### Written request
Duplicate the lines of the data below verbatim, starting at the line containing "Patent image size: (625, 330)." and ending at the line containing "The spring member 43 is at (262, 178).", both included.

### Data entries
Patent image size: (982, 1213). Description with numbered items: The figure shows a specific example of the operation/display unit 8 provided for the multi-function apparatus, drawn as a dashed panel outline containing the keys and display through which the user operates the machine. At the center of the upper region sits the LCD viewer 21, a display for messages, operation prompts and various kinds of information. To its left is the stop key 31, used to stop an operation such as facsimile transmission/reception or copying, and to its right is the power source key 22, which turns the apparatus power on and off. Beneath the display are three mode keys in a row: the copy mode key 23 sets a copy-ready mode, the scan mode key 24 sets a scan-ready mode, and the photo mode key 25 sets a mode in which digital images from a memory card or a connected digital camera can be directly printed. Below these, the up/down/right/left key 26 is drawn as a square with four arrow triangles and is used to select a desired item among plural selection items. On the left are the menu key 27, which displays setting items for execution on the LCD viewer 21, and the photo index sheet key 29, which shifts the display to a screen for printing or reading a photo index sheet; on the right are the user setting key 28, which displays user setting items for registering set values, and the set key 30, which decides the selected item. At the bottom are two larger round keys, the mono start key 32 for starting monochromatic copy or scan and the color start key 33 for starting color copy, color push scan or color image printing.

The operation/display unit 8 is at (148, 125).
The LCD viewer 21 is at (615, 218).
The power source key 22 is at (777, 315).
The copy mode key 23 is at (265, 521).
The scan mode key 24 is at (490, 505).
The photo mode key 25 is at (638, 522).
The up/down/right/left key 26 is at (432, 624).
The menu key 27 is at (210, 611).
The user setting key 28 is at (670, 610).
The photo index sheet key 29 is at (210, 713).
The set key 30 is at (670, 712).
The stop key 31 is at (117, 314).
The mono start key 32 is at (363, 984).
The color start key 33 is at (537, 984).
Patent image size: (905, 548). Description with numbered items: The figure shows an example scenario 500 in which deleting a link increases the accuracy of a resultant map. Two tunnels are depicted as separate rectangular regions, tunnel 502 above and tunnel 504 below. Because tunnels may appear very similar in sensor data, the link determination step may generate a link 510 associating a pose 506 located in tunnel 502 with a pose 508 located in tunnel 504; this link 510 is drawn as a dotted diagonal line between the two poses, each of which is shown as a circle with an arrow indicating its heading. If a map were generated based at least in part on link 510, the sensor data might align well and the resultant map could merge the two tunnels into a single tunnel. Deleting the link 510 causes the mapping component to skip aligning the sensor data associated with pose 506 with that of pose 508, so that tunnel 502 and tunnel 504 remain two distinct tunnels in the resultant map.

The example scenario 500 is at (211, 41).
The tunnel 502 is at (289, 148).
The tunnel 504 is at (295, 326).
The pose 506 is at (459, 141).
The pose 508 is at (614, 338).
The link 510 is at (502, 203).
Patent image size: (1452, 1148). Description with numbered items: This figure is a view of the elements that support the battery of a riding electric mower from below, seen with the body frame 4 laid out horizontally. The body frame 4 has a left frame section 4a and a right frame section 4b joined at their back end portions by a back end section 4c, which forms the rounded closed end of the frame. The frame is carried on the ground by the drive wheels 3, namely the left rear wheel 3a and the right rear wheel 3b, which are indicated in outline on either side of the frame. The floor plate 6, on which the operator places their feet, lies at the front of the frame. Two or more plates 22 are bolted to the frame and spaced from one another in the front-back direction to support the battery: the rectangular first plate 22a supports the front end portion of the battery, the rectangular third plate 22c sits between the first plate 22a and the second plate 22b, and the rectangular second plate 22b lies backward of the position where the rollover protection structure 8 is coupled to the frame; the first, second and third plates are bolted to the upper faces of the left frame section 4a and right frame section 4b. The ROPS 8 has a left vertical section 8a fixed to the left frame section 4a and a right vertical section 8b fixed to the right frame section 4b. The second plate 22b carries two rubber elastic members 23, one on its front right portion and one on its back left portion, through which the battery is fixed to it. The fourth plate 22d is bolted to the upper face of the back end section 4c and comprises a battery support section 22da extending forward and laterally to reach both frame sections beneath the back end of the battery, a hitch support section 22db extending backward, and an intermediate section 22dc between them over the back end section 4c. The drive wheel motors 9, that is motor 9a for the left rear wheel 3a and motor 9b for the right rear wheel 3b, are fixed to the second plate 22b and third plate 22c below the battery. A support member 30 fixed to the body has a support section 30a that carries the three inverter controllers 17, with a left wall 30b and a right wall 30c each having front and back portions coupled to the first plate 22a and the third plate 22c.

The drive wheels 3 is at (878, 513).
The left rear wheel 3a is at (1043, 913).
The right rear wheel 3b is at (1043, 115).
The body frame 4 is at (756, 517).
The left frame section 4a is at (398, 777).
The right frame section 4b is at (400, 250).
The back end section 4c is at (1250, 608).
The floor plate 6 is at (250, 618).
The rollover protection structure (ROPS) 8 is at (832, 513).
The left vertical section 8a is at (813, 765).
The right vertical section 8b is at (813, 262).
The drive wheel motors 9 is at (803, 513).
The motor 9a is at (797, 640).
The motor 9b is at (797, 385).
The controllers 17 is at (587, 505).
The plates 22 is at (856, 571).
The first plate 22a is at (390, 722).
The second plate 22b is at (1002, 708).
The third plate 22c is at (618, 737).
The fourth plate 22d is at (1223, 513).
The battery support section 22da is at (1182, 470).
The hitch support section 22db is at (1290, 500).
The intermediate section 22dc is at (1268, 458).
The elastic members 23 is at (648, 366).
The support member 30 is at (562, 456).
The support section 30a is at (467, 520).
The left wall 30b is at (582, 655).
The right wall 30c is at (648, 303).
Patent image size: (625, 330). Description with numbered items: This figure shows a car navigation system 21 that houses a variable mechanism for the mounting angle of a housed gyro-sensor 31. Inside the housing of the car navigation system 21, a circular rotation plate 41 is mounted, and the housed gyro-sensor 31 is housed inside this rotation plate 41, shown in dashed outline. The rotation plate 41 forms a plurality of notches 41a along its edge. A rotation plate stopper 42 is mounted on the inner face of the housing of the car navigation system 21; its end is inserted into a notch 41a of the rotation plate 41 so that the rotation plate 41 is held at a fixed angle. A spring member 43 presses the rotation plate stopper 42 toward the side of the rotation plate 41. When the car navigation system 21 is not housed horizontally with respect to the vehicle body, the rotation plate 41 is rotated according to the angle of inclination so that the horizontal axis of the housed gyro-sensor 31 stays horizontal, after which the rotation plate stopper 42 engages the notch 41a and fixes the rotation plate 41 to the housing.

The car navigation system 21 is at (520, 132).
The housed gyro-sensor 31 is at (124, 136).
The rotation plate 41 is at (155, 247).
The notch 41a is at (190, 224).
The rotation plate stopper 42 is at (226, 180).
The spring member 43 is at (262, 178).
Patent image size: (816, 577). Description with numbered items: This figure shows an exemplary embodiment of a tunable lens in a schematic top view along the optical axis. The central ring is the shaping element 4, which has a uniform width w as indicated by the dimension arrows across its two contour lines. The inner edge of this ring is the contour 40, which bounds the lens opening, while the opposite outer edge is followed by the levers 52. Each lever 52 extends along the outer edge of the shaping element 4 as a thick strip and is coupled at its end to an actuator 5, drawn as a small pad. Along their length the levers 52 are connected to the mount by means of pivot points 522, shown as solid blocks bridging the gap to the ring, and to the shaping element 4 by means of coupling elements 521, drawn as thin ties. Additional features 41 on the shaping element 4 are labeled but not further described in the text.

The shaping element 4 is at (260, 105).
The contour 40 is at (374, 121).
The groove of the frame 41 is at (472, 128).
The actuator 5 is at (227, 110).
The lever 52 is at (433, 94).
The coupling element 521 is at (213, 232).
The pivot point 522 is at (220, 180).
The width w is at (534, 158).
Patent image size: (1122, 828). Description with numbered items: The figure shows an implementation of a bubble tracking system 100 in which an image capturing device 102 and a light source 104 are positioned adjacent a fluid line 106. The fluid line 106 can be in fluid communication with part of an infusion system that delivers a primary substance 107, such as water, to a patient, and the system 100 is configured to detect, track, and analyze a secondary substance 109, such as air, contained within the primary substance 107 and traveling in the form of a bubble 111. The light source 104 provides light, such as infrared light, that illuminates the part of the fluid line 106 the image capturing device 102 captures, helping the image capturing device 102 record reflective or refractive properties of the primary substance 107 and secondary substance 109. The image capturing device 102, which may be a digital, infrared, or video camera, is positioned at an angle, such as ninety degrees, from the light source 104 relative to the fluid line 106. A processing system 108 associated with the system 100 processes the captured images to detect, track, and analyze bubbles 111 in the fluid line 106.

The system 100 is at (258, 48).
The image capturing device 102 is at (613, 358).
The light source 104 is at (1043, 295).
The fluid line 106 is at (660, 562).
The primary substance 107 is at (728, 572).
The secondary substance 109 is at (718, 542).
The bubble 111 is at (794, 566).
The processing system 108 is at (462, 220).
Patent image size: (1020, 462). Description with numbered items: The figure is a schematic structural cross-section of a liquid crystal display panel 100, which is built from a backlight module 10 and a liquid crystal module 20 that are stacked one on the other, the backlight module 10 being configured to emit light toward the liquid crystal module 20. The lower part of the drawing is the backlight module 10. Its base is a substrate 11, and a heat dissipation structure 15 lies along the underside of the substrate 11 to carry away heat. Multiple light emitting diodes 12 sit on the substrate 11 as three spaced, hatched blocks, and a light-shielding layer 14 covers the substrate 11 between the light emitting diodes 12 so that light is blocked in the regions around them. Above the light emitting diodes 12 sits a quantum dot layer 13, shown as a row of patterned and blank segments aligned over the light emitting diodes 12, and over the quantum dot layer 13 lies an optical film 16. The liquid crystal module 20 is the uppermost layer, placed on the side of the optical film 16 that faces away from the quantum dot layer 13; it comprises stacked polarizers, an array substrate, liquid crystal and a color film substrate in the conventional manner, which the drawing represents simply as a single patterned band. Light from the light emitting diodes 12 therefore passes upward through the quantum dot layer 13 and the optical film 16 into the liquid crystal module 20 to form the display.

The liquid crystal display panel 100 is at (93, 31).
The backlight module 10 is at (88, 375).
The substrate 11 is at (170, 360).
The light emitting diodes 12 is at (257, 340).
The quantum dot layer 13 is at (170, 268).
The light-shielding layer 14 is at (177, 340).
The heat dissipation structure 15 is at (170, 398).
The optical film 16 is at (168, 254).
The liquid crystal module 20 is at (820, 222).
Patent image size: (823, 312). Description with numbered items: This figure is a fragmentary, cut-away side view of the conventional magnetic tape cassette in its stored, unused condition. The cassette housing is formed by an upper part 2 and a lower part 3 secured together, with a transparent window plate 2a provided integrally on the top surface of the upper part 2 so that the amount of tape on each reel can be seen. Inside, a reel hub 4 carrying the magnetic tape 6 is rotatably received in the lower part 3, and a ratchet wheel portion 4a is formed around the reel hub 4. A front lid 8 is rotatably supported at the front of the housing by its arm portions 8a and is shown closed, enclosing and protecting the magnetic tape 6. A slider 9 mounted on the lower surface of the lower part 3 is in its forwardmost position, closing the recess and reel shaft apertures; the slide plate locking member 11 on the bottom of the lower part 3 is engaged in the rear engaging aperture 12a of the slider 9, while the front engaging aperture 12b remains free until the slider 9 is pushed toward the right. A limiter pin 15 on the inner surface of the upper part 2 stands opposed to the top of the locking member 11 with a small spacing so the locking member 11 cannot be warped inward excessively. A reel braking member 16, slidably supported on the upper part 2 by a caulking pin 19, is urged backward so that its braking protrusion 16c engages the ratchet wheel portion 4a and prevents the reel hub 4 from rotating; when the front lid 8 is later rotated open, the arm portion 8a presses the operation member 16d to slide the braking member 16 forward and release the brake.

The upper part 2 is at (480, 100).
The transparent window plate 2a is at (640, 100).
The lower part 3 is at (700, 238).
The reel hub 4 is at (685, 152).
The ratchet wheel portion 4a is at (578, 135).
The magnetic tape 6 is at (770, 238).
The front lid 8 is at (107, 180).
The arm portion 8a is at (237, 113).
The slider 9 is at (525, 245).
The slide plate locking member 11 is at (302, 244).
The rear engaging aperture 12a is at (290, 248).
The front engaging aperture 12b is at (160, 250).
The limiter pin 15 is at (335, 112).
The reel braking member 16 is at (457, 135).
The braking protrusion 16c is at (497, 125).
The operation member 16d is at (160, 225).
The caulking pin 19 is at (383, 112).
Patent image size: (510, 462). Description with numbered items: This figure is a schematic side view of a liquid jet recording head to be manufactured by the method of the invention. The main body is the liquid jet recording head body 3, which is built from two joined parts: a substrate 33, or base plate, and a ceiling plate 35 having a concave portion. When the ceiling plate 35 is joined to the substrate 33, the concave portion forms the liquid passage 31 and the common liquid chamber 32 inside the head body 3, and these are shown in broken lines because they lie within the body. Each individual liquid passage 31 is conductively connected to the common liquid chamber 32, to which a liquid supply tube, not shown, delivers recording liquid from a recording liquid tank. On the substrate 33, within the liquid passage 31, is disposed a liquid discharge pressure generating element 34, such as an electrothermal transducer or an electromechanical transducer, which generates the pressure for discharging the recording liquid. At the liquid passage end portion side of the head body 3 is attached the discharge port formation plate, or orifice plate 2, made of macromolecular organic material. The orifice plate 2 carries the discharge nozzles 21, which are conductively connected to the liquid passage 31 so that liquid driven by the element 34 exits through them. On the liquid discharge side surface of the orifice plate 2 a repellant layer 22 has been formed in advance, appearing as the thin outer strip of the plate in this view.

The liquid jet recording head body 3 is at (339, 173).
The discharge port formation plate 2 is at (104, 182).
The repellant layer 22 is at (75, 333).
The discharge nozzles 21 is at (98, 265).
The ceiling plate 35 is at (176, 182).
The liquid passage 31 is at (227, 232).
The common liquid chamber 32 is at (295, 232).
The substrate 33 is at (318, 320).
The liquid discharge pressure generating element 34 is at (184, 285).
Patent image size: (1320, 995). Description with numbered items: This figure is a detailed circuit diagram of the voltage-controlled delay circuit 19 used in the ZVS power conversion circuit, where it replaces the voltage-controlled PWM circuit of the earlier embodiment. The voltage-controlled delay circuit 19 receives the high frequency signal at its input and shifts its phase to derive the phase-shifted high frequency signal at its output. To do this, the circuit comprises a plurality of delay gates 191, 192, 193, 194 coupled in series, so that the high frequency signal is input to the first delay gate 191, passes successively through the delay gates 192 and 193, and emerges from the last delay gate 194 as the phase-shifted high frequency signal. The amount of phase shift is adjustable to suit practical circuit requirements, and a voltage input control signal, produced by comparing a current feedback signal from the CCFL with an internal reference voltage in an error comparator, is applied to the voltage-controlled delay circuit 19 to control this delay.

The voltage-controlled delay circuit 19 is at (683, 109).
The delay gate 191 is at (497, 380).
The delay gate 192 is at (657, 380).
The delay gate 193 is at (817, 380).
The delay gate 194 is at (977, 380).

### Solution to the exercise
Patent image size: (625, 330). Description with numbered items: This figure shows a car navigation system 21 that houses a variable mechanism for the mounting angle of a housed gyro-sensor 31. Inside the housing of the car navigation system 21, a circular rotation plate 41 is mounted, and the housed gyro-sensor 31 is housed inside this rotation plate 41, shown in dashed outline. The rotation plate 41 forms a plurality of notches 41a along its edge. A rotation plate stopper 42 is mounted on the inner face of the housing of the car navigation system 21; its end is inserted into a notch 41a of the rotation plate 41 so that the rotation plate 41 is held at a fixed angle. A spring member 43 presses the rotation plate stopper 42 toward the side of the rotation plate 41. When the car navigation system 21 is not housed horizontally with respect to the vehicle body, the rotation plate 41 is rotated according to the angle of inclination so that the horizontal axis of the housed gyro-sensor 31 stays horizontal, after which the rotation plate stopper 42 engages the notch 41a and fixes the rotation plate 41 to the housing.

The car navigation system 21 is at (520, 132).
The housed gyro-sensor 31 is at (124, 136).
The rotation plate 41 is at (155, 247).
The notch 41a is at (190, 224).
The rotation plate stopper 42 is at (226, 180).
The spring member 43 is at (262, 178).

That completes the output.